* **What you are asked to do**: With the pictures excluded, repeat every entry exactly.

* **Stored items**:
◆ ◆ ◆ ◆

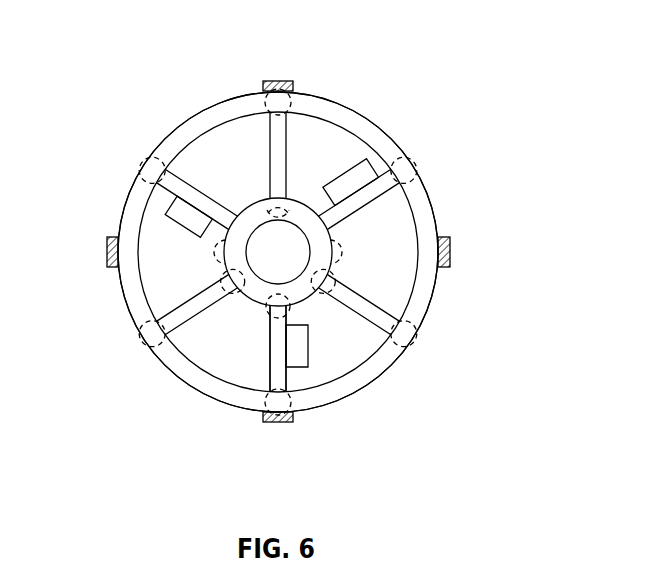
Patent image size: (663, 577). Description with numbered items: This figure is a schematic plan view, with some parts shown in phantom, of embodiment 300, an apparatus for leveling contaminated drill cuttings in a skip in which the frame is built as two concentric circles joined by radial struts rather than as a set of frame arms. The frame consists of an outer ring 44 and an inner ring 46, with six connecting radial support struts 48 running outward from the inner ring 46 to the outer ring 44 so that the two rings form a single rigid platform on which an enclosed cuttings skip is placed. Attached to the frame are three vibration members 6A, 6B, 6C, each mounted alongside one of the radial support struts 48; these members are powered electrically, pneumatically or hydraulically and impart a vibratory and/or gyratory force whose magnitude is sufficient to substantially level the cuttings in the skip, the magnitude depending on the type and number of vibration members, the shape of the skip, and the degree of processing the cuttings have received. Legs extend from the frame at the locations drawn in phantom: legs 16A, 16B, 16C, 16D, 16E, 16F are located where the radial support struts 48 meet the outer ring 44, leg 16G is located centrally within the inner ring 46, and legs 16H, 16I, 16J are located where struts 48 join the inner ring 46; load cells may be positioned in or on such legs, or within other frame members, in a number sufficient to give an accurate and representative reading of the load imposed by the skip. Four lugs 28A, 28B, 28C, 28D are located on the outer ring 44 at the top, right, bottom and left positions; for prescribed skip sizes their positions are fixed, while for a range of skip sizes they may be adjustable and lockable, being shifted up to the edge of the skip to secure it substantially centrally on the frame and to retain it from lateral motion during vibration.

The embodiment 300 is at (438, 43).
The outer ring 44 is at (434, 208).
The inner ring 46 is at (303, 290).
The connecting radial support struts 48 is at (269, 128).
The vibration member 6A is at (166, 214).
The vibration member 6B is at (364, 158).
The vibration member 6C is at (310, 347).
The leg 16A is at (312, 95).
The leg 16B is at (421, 160).
The leg 16C is at (408, 348).
The leg 16D is at (260, 416).
The leg 16E is at (144, 337).
The leg 16F is at (138, 158).
The leg 16G is at (278, 222).
The leg 16H is at (338, 277).
The leg 16I is at (260, 318).
The leg 16J is at (220, 276).
The lug 28A is at (278, 80).
The lug 28B is at (452, 252).
The lug 28C is at (284, 424).
The lug 28D is at (106, 252).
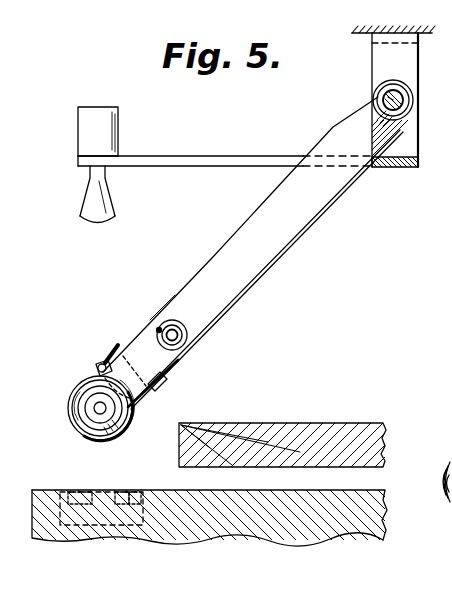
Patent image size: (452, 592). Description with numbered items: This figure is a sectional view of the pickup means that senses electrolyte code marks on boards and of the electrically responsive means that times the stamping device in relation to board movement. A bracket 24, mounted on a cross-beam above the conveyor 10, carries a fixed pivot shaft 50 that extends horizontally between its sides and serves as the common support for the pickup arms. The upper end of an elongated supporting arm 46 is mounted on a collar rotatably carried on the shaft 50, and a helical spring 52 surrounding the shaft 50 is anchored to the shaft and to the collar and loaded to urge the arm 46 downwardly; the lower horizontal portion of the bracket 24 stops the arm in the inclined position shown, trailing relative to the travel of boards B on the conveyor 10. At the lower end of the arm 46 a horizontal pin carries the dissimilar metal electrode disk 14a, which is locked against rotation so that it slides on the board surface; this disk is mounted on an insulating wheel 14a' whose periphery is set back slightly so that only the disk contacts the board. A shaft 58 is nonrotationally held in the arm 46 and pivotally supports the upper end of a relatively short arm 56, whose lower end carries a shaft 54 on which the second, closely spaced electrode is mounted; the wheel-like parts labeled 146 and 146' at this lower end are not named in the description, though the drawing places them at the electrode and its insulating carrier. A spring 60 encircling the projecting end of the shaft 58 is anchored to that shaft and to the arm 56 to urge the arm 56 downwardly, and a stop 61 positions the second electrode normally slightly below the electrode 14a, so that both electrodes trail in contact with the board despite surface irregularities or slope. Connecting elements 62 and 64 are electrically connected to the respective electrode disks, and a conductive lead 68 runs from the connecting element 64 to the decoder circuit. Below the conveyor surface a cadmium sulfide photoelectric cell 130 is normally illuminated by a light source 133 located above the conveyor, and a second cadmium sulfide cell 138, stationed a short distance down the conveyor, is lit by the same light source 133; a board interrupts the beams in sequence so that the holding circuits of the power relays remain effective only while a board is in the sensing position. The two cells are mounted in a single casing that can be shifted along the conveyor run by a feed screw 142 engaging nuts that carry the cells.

The bracket 24 is at (418, 68).
The fixed pivot shaft 50 is at (403, 100).
The helical spring 52 is at (384, 96).
The light source 133 is at (90, 219).
The supporting arm 46 is at (272, 248).
The shaft 58 is at (190, 335).
The spring 60 is at (157, 331).
The short arm 56 is at (158, 362).
The stop 61 is at (156, 388).
The connecting element 64 is at (97, 367).
The conductive lead 68 is at (115, 349).
The shaft 54 is at (94, 408).
The tire 146 is at (143, 420).
The hub 146' is at (54, 421).
The board B is at (268, 423).
The conveyor 10 is at (300, 541).
The cadmium sulfide photoelectric cell 130 is at (118, 491).
The second cadmium sulfide cell 138 is at (78, 491).
The feed screw 142 is at (138, 491).
The connecting element 62 is at (446, 505).
The insulating wheel 14a' is at (436, 511).
The electrode disk 14a is at (441, 519).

◆ ◆ ◆ ◆

* **Output below**:
Patent image size: (663, 577). Description with numbered items: This figure is a schematic plan view, with some parts shown in phantom, of embodiment 300, an apparatus for leveling contaminated drill cuttings in a skip in which the frame is built as two concentric circles joined by radial struts rather than as a set of frame arms. The frame consists of an outer ring 44 and an inner ring 46, with six connecting radial support struts 48 running outward from the inner ring 46 to the outer ring 44 so that the two rings form a single rigid platform on which an enclosed cuttings skip is placed. Attached to the frame are three vibration members 6A, 6B, 6C, each mounted alongside one of the radial support struts 48; these members are powered electrically, pneumatically or hydraulically and impart a vibratory and/or gyratory force whose magnitude is sufficient to substantially level the cuttings in the skip, the magnitude depending on the type and number of vibration members, the shape of the skip, and the degree of processing the cuttings have received. Legs extend from the frame at the locations drawn in phantom: legs 16A, 16B, 16C, 16D, 16E, 16F are located where the radial support struts 48 meet the outer ring 44, leg 16G is located centrally within the inner ring 46, and legs 16H, 16I, 16J are located where struts 48 join the inner ring 46; load cells may be positioned in or on such legs, or within other frame members, in a number sufficient to give an accurate and representative reading of the load imposed by the skip. Four lugs 28A, 28B, 28C, 28D are located on the outer ring 44 at the top, right, bottom and left positions; for prescribed skip sizes their positions are fixed, while for a range of skip sizes they may be adjustable and lockable, being shifted up to the edge of the skip to secure it substantially centrally on the frame and to retain it from lateral motion during vibration.

The embodiment 300 is at (438, 43).
The outer ring 44 is at (434, 208).
The inner ring 46 is at (303, 290).
The connecting radial support struts 48 is at (269, 128).
The vibration member 6A is at (166, 214).
The vibration member 6B is at (364, 158).
The vibration member 6C is at (310, 347).
The leg 16A is at (312, 95).
The leg 16B is at (421, 160).
The leg 16C is at (408, 348).
The leg 16D is at (260, 416).
The leg 16E is at (144, 337).
The leg 16F is at (138, 158).
The leg 16G is at (278, 222).
The leg 16H is at (338, 277).
The leg 16I is at (260, 318).
The leg 16J is at (220, 276).
The lug 28A is at (278, 80).
The lug 28B is at (452, 252).
The lug 28C is at (284, 424).
The lug 28D is at (106, 252).
Patent image size: (452, 592). Description with numbered items: This figure is a sectional view of the pickup means that senses electrolyte code marks on boards and of the electrically responsive means that times the stamping device in relation to board movement. A bracket 24, mounted on a cross-beam above the conveyor 10, carries a fixed pivot shaft 50 that extends horizontally between its sides and serves as the common support for the pickup arms. The upper end of an elongated supporting arm 46 is mounted on a collar rotatably carried on the shaft 50, and a helical spring 52 surrounding the shaft 50 is anchored to the shaft and to the collar and loaded to urge the arm 46 downwardly; the lower horizontal portion of the bracket 24 stops the arm in the inclined position shown, trailing relative to the travel of boards B on the conveyor 10. At the lower end of the arm 46 a horizontal pin carries the dissimilar metal electrode disk 14a, which is locked against rotation so that it slides on the board surface; this disk is mounted on an insulating wheel 14a' whose periphery is set back slightly so that only the disk contacts the board. A shaft 58 is nonrotationally held in the arm 46 and pivotally supports the upper end of a relatively short arm 56, whose lower end carries a shaft 54 on which the second, closely spaced electrode is mounted; the wheel-like parts labeled 146 and 146' at this lower end are not named in the description, though the drawing places them at the electrode and its insulating carrier. A spring 60 encircling the projecting end of the shaft 58 is anchored to that shaft and to the arm 56 to urge the arm 56 downwardly, and a stop 61 positions the second electrode normally slightly below the electrode 14a, so that both electrodes trail in contact with the board despite surface irregularities or slope. Connecting elements 62 and 64 are electrically connected to the respective electrode disks, and a conductive lead 68 runs from the connecting element 64 to the decoder circuit. Below the conveyor surface a cadmium sulfide photoelectric cell 130 is normally illuminated by a light source 133 located above the conveyor, and a second cadmium sulfide cell 138, stationed a short distance down the conveyor, is lit by the same light source 133; a board interrupts the beams in sequence so that the holding circuits of the power relays remain effective only while a board is in the sensing position. The two cells are mounted in a single casing that can be shifted along the conveyor run by a feed screw 142 engaging nuts that carry the cells.

The bracket 24 is at (418, 68).
The fixed pivot shaft 50 is at (403, 100).
The helical spring 52 is at (384, 96).
The light source 133 is at (90, 219).
The supporting arm 46 is at (272, 248).
The shaft 58 is at (190, 335).
The spring 60 is at (157, 331).
The short arm 56 is at (158, 362).
The stop 61 is at (156, 388).
The connecting element 64 is at (97, 367).
The conductive lead 68 is at (115, 349).
The shaft 54 is at (94, 408).
The tire 146 is at (143, 420).
The hub 146' is at (54, 421).
The board B is at (268, 423).
The conveyor 10 is at (300, 541).
The cadmium sulfide photoelectric cell 130 is at (118, 491).
The second cadmium sulfide cell 138 is at (78, 491).
The feed screw 142 is at (138, 491).
The connecting element 62 is at (446, 505).
The insulating wheel 14a' is at (436, 511).
The electrode disk 14a is at (441, 519).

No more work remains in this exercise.